• **Work required**:
For the data below, please report each line where the word "ylabel" is found.

• **Records supplied**:
────────────────────
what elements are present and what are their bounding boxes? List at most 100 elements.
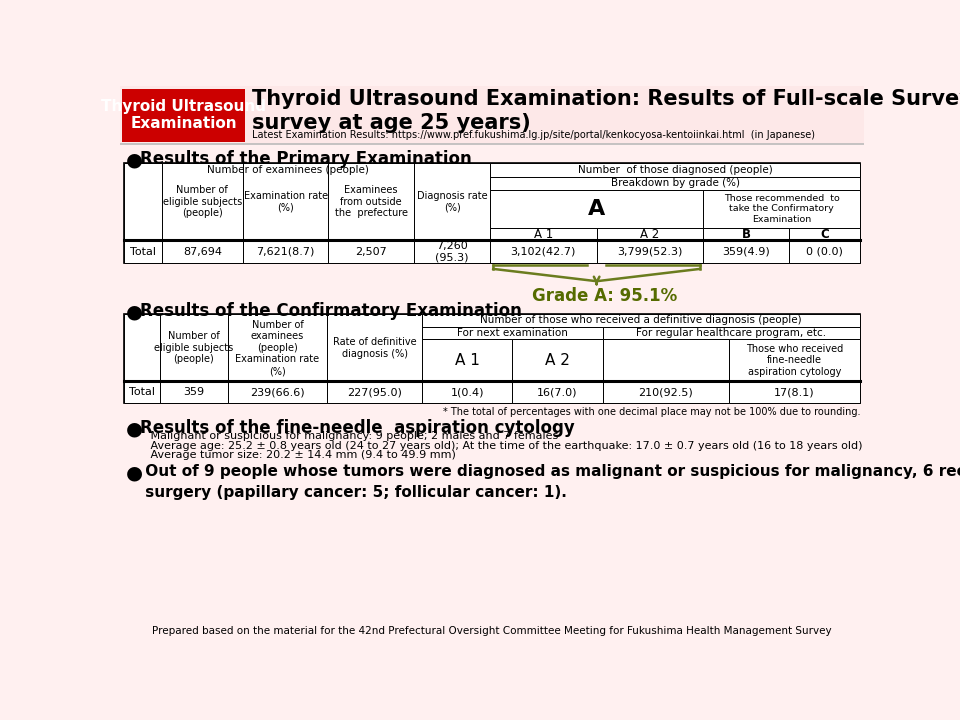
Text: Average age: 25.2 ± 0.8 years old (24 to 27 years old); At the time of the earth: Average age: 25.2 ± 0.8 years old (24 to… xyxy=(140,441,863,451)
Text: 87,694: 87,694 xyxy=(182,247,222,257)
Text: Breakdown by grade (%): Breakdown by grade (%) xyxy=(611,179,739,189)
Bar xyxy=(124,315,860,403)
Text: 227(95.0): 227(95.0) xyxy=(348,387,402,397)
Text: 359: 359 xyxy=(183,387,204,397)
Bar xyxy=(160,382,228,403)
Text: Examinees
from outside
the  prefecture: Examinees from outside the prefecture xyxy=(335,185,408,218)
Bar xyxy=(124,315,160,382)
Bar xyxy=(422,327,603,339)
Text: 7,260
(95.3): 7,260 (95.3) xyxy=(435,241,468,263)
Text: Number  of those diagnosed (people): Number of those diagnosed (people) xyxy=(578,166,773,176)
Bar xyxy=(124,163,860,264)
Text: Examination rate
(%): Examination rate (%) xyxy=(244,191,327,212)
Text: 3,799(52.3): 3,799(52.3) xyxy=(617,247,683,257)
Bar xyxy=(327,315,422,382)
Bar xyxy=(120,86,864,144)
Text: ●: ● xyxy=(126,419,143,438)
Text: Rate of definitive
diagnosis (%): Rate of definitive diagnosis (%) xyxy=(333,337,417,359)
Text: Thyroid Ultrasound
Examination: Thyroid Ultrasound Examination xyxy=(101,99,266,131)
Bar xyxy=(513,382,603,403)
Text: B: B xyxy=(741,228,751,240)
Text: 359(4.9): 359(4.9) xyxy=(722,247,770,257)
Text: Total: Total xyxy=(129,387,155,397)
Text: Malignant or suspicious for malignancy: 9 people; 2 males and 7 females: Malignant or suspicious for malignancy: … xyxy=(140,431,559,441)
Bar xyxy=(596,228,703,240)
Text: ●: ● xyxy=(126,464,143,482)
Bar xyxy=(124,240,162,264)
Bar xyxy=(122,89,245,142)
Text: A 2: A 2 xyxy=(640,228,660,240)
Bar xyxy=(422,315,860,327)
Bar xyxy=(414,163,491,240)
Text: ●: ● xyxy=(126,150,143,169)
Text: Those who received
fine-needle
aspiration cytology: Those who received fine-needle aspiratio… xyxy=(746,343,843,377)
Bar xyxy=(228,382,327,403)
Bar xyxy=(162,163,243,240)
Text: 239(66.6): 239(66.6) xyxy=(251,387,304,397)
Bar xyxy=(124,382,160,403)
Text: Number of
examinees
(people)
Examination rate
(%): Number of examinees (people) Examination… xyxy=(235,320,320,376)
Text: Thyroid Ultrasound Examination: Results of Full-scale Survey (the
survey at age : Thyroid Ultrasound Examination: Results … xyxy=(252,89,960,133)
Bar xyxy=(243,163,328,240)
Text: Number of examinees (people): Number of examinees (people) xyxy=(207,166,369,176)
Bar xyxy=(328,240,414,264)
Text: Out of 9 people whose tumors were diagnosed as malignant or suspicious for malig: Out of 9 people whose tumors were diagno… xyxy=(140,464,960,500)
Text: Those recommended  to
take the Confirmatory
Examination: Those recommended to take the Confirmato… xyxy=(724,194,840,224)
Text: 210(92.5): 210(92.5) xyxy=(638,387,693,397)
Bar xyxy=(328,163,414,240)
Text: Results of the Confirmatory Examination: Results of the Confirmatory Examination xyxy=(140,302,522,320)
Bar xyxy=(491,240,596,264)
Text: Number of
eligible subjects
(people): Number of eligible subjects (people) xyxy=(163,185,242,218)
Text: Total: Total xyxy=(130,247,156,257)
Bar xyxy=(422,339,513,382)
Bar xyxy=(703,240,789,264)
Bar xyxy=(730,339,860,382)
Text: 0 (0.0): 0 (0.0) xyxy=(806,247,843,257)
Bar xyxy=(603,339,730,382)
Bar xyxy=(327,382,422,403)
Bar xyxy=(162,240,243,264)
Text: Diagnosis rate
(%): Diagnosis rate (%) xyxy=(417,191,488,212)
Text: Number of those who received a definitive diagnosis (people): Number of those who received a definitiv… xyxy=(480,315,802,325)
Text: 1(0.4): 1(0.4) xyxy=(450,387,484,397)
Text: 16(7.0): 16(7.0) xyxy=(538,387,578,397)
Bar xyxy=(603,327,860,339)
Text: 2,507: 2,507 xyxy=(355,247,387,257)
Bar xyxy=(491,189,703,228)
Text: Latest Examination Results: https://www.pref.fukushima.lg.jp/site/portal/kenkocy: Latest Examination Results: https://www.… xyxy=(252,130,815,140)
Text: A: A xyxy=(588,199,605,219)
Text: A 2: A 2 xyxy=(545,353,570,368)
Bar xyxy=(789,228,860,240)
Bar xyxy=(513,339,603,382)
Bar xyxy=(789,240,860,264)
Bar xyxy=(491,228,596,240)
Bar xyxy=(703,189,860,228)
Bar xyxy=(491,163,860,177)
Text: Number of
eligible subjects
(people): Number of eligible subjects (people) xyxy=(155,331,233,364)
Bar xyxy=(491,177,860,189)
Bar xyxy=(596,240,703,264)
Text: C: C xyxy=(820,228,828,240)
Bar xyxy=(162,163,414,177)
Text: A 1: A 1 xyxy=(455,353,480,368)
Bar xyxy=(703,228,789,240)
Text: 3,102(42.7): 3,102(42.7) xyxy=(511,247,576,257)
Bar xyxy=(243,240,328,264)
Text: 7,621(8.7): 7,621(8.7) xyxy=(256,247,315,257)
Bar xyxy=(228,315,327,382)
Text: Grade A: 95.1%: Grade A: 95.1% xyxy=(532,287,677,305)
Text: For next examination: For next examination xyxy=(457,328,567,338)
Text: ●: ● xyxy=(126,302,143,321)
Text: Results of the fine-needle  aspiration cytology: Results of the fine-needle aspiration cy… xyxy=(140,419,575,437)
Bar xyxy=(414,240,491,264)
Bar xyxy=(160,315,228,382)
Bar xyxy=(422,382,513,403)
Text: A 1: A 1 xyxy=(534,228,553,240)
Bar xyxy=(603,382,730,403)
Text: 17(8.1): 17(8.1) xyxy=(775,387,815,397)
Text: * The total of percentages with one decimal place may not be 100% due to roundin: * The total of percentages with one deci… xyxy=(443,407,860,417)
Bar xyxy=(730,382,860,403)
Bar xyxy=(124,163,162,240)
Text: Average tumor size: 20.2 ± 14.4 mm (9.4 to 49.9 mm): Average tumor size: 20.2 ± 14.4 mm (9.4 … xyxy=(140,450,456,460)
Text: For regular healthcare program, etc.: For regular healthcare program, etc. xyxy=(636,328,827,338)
────────────────────
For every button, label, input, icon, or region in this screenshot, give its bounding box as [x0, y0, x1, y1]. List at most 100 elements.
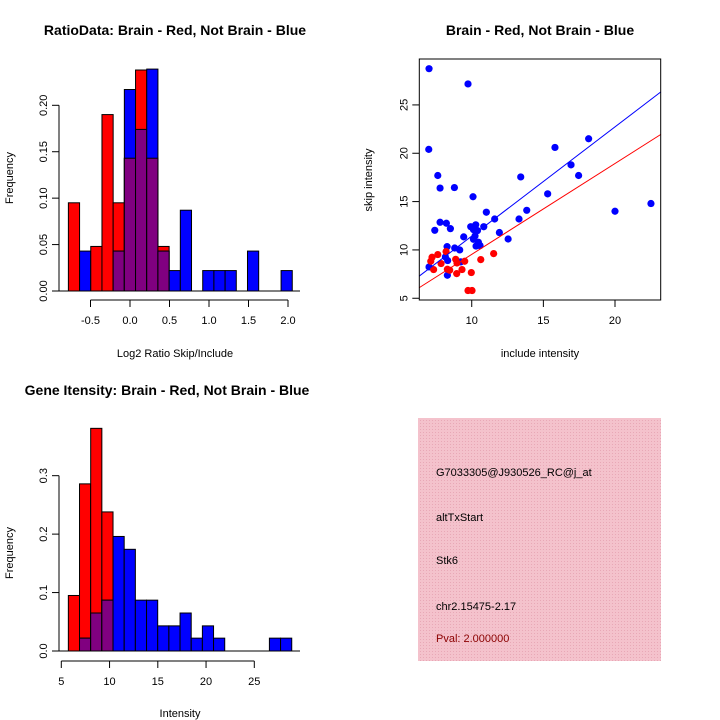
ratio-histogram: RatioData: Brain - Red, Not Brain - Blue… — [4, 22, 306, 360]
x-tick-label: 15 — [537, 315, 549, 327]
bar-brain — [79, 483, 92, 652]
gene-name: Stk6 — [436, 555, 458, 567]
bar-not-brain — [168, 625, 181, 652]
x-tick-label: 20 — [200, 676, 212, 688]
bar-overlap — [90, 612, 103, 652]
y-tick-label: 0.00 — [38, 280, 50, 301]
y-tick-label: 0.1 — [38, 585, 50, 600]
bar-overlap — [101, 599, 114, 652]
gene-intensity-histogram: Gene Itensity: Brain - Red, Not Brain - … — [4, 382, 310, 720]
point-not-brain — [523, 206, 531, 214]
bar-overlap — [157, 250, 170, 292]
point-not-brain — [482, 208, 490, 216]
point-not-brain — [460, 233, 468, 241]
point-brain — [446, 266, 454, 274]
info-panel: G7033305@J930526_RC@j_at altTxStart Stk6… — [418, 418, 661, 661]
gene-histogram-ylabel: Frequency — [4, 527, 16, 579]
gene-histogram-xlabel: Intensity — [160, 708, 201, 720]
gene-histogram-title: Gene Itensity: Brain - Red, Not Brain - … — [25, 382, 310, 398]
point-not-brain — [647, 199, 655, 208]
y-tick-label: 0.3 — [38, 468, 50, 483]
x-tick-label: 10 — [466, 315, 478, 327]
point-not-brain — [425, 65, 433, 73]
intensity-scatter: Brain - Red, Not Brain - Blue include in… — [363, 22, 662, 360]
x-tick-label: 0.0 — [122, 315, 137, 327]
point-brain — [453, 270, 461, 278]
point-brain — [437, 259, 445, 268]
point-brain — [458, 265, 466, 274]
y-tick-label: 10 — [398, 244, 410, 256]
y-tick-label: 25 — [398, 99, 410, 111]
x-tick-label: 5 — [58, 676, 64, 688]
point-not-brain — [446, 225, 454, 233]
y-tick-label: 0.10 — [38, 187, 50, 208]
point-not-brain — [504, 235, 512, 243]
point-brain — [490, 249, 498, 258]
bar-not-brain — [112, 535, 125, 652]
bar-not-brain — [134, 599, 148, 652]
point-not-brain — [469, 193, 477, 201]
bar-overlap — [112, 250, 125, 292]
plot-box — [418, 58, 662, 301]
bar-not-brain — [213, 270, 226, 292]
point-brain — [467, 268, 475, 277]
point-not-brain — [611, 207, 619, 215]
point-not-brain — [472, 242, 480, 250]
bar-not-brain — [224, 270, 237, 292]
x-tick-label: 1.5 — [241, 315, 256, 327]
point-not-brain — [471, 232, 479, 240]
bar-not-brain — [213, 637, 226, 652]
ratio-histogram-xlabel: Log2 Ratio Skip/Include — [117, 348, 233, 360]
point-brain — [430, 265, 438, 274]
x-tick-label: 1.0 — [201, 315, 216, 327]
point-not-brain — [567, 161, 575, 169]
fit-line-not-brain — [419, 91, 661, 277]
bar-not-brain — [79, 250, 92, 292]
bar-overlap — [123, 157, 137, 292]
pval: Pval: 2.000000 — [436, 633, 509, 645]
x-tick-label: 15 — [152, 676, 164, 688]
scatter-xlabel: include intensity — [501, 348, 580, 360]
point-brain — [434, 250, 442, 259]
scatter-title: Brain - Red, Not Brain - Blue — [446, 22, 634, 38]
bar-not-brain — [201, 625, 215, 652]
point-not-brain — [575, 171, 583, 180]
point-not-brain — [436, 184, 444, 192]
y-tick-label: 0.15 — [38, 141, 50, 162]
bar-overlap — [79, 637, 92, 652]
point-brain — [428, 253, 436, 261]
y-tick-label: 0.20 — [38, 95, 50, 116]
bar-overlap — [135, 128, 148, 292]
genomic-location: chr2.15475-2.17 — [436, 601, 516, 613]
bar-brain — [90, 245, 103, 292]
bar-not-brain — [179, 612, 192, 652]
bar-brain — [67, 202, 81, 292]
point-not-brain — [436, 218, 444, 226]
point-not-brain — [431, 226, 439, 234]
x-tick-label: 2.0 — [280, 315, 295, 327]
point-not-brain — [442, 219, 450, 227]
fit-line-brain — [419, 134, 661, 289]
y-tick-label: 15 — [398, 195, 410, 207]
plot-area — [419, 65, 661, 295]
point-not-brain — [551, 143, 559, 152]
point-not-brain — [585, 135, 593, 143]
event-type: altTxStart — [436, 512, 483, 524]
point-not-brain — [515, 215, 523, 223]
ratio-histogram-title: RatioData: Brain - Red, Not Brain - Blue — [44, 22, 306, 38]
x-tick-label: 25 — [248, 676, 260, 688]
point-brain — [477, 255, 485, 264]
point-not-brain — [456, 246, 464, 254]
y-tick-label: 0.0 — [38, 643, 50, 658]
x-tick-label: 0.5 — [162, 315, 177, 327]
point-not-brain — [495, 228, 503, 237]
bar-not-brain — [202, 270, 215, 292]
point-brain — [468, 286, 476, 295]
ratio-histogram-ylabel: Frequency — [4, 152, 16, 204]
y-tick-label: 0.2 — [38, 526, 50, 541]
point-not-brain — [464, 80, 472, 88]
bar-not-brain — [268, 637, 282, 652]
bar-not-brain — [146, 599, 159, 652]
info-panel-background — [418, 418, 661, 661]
────────────────────
• **Solved problem**:
gene-histogram-ylabel: Frequency — [4, 527, 16, 579]
ratio-histogram-ylabel: Frequency — [4, 152, 16, 204]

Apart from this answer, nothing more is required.